Provided entries:
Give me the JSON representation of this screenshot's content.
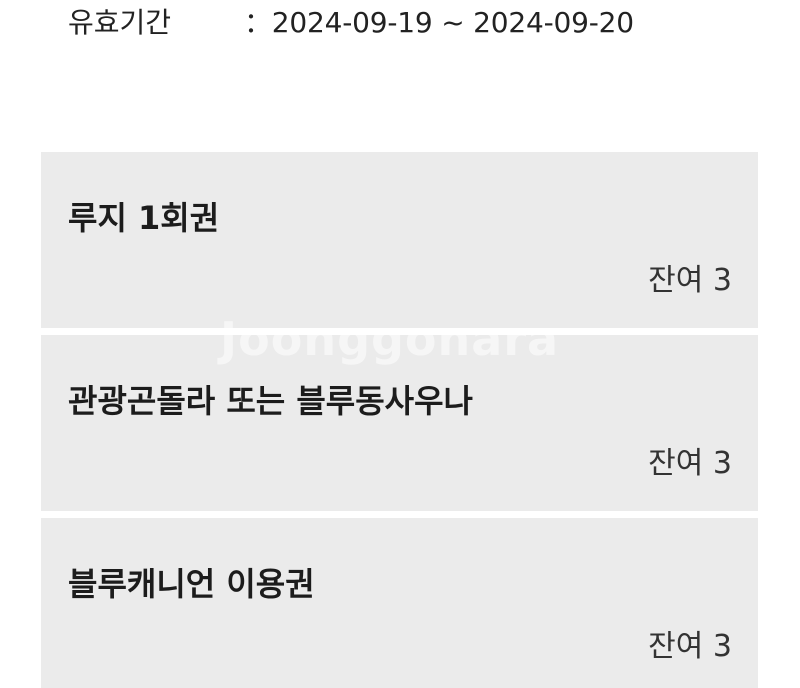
{
  "validity": {
    "label": "유효기간",
    "value": "：2024-09-19 ~ 2024-09-20"
  },
  "tickets": [
    {
      "name": "루지 1회권",
      "remaining": "잔여 3"
    },
    {
      "name": "관광곤돌라 또는 블루동사우나",
      "remaining": "잔여 3"
    },
    {
      "name": "블루캐니언 이용권",
      "remaining": "잔여 3"
    }
  ],
  "watermark": "Joonggonara",
  "colors": {
    "card_background": "#ebebeb",
    "text_primary": "#1c1c1c",
    "page_background": "#ffffff"
  }
}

Problem statement:
Report only a number: how many lines in the material above contain the string "name".

Task output:
3